Among the lines below, count those with "screenshot". Give only the number.

-----

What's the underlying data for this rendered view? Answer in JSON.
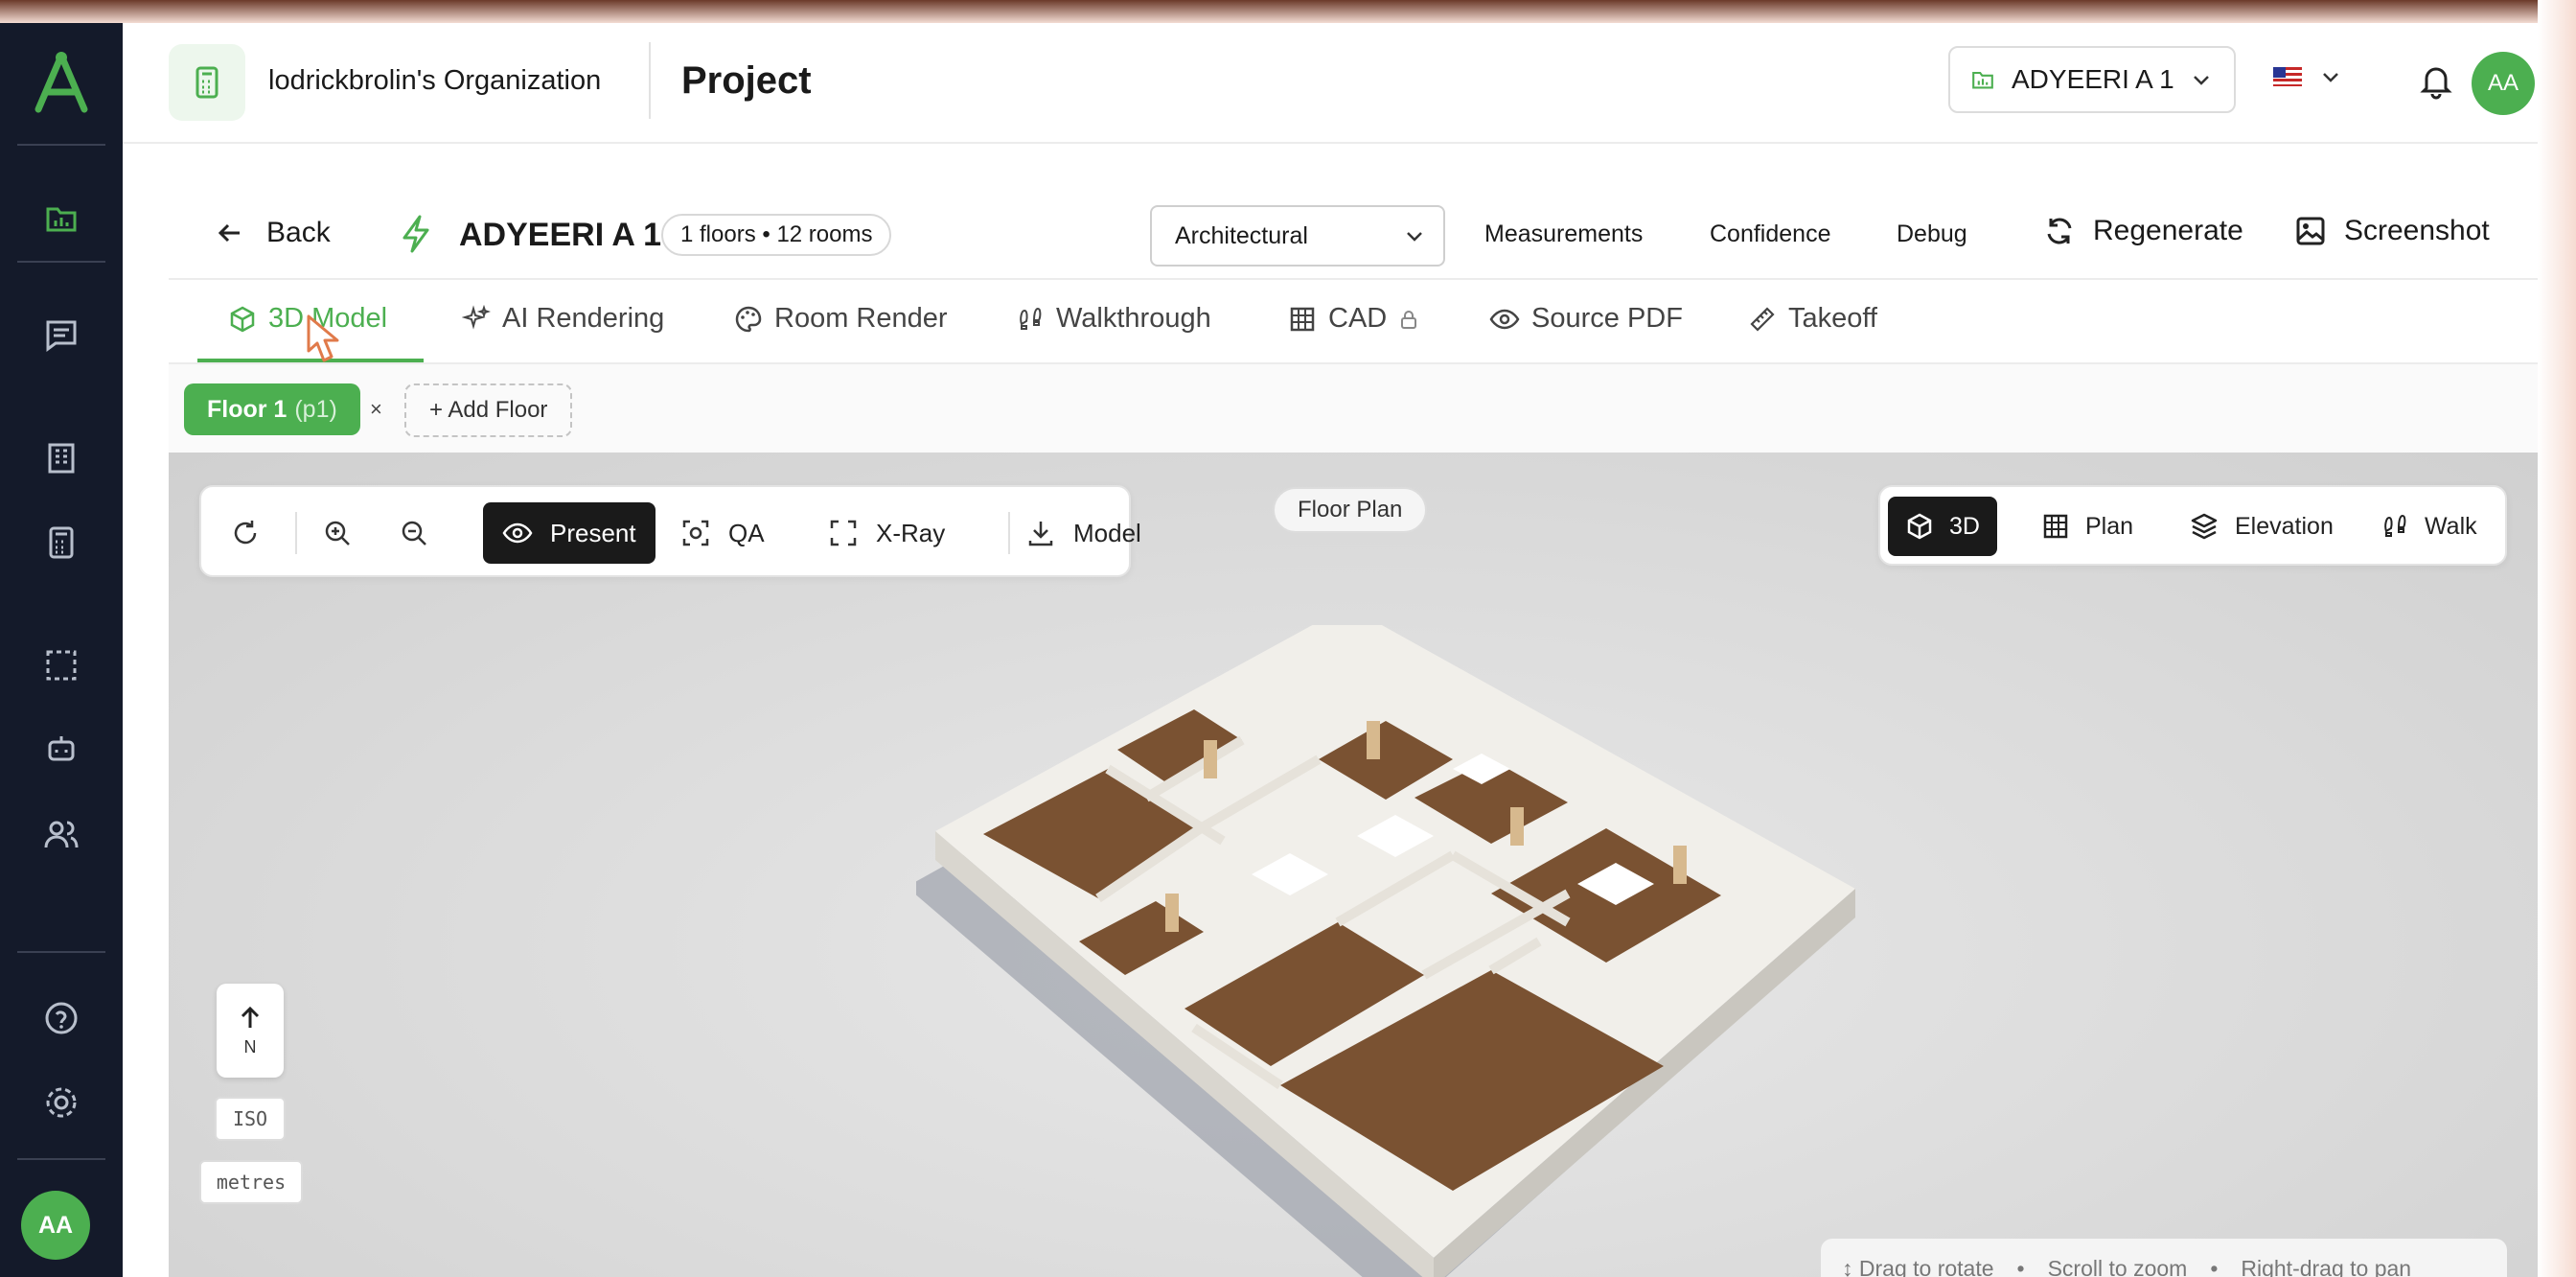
{
  "colors": {
    "accent": "#4caf50",
    "sidebar_bg": "#141a2a",
    "dark_button": "#1a1a1a"
  },
  "sidebar": {
    "items": [
      {
        "icon": "project-icon"
      },
      {
        "icon": "chat-icon"
      },
      {
        "icon": "building-icon"
      },
      {
        "icon": "calculator-icon"
      },
      {
        "icon": "selection-icon"
      },
      {
        "icon": "robot-icon"
      },
      {
        "icon": "users-icon"
      },
      {
        "icon": "help-icon"
      },
      {
        "icon": "gear-icon"
      }
    ],
    "avatar": "AA"
  },
  "header": {
    "org_name": "lodrickbrolin's Organization",
    "title": "Project",
    "project_select": "ADYEERI A 1",
    "avatar": "AA"
  },
  "toolbar": {
    "back": "Back",
    "model_title": "ADYEERI A 1",
    "floors_rooms": "1 floors • 12 rooms",
    "discipline": "Architectural",
    "links": [
      "Measurements",
      "Confidence",
      "Debug"
    ],
    "regenerate": "Regenerate",
    "screenshot": "Screenshot"
  },
  "tabs": [
    "3D Model",
    "AI Rendering",
    "Room Render",
    "Walkthrough",
    "CAD",
    "Source PDF",
    "Takeoff"
  ],
  "floor_row": {
    "floor_label": "Floor 1",
    "floor_sub": "(p1)",
    "close": "×",
    "add_floor": "+ Add Floor"
  },
  "viewport": {
    "present": "Present",
    "qa": "QA",
    "xray": "X-Ray",
    "model": "Model",
    "floor_plan": "Floor Plan",
    "modes": [
      "3D",
      "Plan",
      "Elevation",
      "Walk"
    ],
    "compass": "N",
    "iso": "ISO",
    "units": "metres",
    "hints": [
      "↕ Drag to rotate",
      "•",
      "Scroll to zoom",
      "•",
      "Right-drag to pan"
    ]
  }
}
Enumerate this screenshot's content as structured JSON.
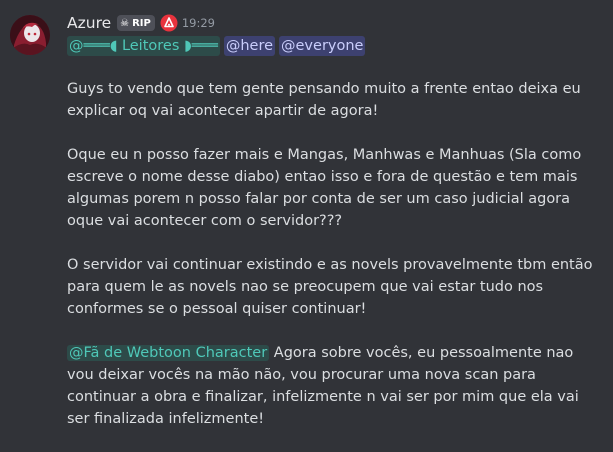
{
  "message": {
    "author": "Azure",
    "tag_icon": "skull-icon",
    "tag_label": "RIP",
    "badge_icon": "red-alert-badge-icon",
    "timestamp": "19:29",
    "mentions": {
      "role": "@═══◖ Leitores ◗═══",
      "here": "@here",
      "everyone": "@everyone"
    },
    "paragraphs": [
      "Guys to vendo que tem gente pensando muito a frente entao deixa eu explicar oq vai acontecer apartir de agora!",
      "Oque eu n posso fazer mais e Mangas, Manhwas e Manhuas (Sla como escreve o nome desse diabo) entao isso e fora de questão e tem mais algumas porem n posso falar por conta de ser um caso judicial agora oque vai acontecer com o servidor???",
      "O servidor vai continuar existindo e as novels provavelmente tbm então para quem le as novels nao se preocupem que vai estar tudo nos conformes se o pessoal quiser continuar!"
    ],
    "last_paragraph": {
      "mention": "@Fã de Webtoon Character",
      "text": " Agora sobre vocês, eu pessoalmente nao vou deixar vocês na mão não, vou procurar uma nova scan para continuar a obra e finalizar, infelizmente n vai ser por mim que ela vai ser finalizada infelizmente!"
    }
  },
  "colors": {
    "background": "#313338",
    "text": "#dbdee1",
    "mention_bg": "#3c4270",
    "mention_text": "#c9cdfb",
    "role_mention_text": "#4fc8b8",
    "timestamp": "#949ba4"
  }
}
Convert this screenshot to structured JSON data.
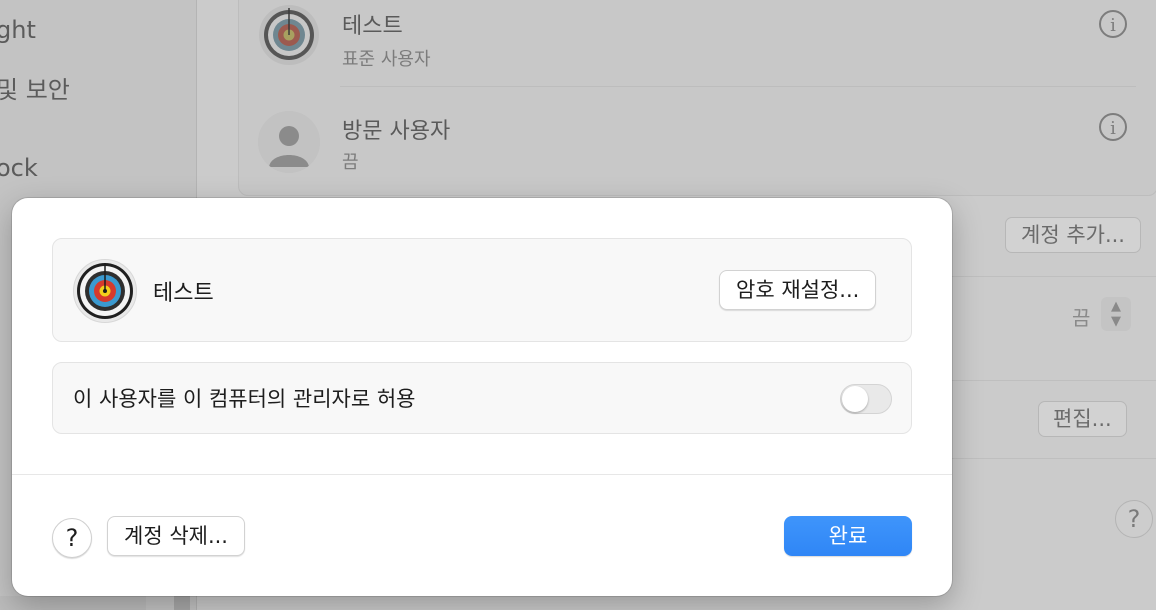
{
  "sidebar": {
    "items": [
      "ght",
      "및 보안",
      "ock"
    ]
  },
  "users": [
    {
      "name": "테스트",
      "role": "표준 사용자",
      "avatar_icon": "target-icon"
    },
    {
      "name": "방문 사용자",
      "role": "끔",
      "avatar_icon": "person-icon"
    }
  ],
  "background": {
    "add_account_label": "계정 추가...",
    "popup_value": "끔",
    "edit_label": "편집...",
    "help_label": "?"
  },
  "sheet": {
    "user_name": "테스트",
    "reset_password_label": "암호 재설정...",
    "admin_toggle_label": "이 사용자를 이 컴퓨터의 관리자로 허용",
    "admin_toggle_on": false,
    "help_label": "?",
    "delete_account_label": "계정 삭제...",
    "done_label": "완료"
  },
  "colors": {
    "accent": "#2f86f6",
    "dimmed_background": "#c9c9c9"
  }
}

-----

In response: 3